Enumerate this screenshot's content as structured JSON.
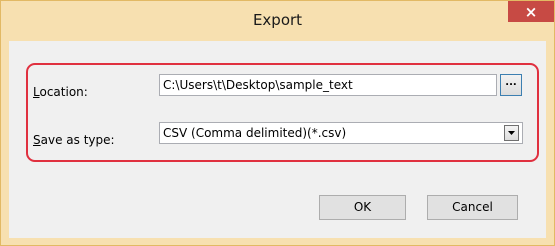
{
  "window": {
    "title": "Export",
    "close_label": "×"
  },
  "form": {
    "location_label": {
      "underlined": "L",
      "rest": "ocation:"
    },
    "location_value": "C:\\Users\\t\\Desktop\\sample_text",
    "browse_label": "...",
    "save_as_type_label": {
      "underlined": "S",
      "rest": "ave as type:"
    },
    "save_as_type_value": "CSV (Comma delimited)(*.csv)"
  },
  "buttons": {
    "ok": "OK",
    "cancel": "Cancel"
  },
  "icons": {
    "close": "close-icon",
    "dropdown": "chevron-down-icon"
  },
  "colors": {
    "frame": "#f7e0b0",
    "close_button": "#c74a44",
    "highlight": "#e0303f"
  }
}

────────────────────────────────────────

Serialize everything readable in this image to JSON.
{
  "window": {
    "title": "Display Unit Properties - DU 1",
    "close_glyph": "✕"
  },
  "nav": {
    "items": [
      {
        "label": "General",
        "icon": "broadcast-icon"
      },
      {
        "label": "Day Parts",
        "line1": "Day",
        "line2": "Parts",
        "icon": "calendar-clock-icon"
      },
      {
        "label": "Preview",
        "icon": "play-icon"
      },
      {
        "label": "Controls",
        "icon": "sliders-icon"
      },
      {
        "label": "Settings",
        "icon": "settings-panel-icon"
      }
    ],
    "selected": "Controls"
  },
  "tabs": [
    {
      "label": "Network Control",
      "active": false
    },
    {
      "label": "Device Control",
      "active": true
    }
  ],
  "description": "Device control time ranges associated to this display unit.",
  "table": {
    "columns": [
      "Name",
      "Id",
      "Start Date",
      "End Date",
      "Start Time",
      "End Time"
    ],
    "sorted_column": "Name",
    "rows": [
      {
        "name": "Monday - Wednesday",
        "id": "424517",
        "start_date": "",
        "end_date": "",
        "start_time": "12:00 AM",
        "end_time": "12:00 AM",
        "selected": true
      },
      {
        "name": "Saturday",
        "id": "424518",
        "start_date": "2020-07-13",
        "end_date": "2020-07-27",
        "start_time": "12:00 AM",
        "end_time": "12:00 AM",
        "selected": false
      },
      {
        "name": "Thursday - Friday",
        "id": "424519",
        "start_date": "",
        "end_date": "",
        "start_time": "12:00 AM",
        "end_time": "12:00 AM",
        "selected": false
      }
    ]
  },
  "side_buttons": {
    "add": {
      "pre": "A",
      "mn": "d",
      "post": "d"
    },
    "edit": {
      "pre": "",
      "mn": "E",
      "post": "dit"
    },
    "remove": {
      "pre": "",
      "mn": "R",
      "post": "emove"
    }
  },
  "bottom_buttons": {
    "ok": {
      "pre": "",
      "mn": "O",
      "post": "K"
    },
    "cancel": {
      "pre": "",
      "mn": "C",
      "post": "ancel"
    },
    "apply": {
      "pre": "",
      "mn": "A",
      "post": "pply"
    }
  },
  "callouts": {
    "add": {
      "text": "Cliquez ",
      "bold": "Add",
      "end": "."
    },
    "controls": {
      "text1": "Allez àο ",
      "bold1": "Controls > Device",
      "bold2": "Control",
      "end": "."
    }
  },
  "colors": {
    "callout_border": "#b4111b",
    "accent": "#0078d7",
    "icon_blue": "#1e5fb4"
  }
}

────────────────────────────────────────

WORK TO DO:
Of the lines above, how many include the word "this"? Reply with the number only.

ANSWER:
3